(Records from a collection)
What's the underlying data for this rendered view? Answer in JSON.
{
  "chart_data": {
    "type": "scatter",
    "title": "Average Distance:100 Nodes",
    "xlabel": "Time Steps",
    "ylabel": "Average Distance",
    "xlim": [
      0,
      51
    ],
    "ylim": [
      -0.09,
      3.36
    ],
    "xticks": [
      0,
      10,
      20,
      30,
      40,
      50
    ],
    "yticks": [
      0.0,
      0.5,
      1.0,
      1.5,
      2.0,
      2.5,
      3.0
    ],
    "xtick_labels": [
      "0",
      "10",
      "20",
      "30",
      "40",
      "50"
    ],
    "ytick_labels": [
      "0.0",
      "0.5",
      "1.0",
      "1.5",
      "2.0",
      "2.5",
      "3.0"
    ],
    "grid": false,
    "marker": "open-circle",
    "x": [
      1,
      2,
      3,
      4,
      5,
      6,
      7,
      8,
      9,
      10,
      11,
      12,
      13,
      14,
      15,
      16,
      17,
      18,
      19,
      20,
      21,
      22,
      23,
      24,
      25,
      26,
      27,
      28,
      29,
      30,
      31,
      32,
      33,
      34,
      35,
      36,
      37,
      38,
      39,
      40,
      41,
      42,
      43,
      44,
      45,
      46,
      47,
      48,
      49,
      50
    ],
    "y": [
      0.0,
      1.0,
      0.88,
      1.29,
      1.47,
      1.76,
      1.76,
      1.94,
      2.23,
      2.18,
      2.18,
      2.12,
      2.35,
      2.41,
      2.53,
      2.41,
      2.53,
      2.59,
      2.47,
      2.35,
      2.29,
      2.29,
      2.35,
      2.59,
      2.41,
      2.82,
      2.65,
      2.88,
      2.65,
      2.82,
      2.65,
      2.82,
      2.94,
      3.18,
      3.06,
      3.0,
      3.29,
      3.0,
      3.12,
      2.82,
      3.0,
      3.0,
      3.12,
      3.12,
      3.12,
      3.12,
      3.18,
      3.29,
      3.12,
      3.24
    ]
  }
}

SHORT PROBLEM
Extract all of the data above without altering anything.

OUTPUT FOR THIS EXERCISE
What's the underlying data for this rendered view? Answer in JSON.
{
  "chart_data": {
    "type": "scatter",
    "title": "Average Distance:100 Nodes",
    "xlabel": "Time Steps",
    "ylabel": "Average Distance",
    "xlim": [
      0,
      51
    ],
    "ylim": [
      -0.09,
      3.36
    ],
    "xticks": [
      0,
      10,
      20,
      30,
      40,
      50
    ],
    "yticks": [
      0.0,
      0.5,
      1.0,
      1.5,
      2.0,
      2.5,
      3.0
    ],
    "xtick_labels": [
      "0",
      "10",
      "20",
      "30",
      "40",
      "50"
    ],
    "ytick_labels": [
      "0.0",
      "0.5",
      "1.0",
      "1.5",
      "2.0",
      "2.5",
      "3.0"
    ],
    "grid": false,
    "marker": "open-circle",
    "x": [
      1,
      2,
      3,
      4,
      5,
      6,
      7,
      8,
      9,
      10,
      11,
      12,
      13,
      14,
      15,
      16,
      17,
      18,
      19,
      20,
      21,
      22,
      23,
      24,
      25,
      26,
      27,
      28,
      29,
      30,
      31,
      32,
      33,
      34,
      35,
      36,
      37,
      38,
      39,
      40,
      41,
      42,
      43,
      44,
      45,
      46,
      47,
      48,
      49,
      50
    ],
    "y": [
      0.0,
      1.0,
      0.88,
      1.29,
      1.47,
      1.76,
      1.76,
      1.94,
      2.23,
      2.18,
      2.18,
      2.12,
      2.35,
      2.41,
      2.53,
      2.41,
      2.53,
      2.59,
      2.47,
      2.35,
      2.29,
      2.29,
      2.35,
      2.59,
      2.41,
      2.82,
      2.65,
      2.88,
      2.65,
      2.82,
      2.65,
      2.82,
      2.94,
      3.18,
      3.06,
      3.0,
      3.29,
      3.0,
      3.12,
      2.82,
      3.0,
      3.0,
      3.12,
      3.12,
      3.12,
      3.12,
      3.18,
      3.29,
      3.12,
      3.24
    ]
  }
}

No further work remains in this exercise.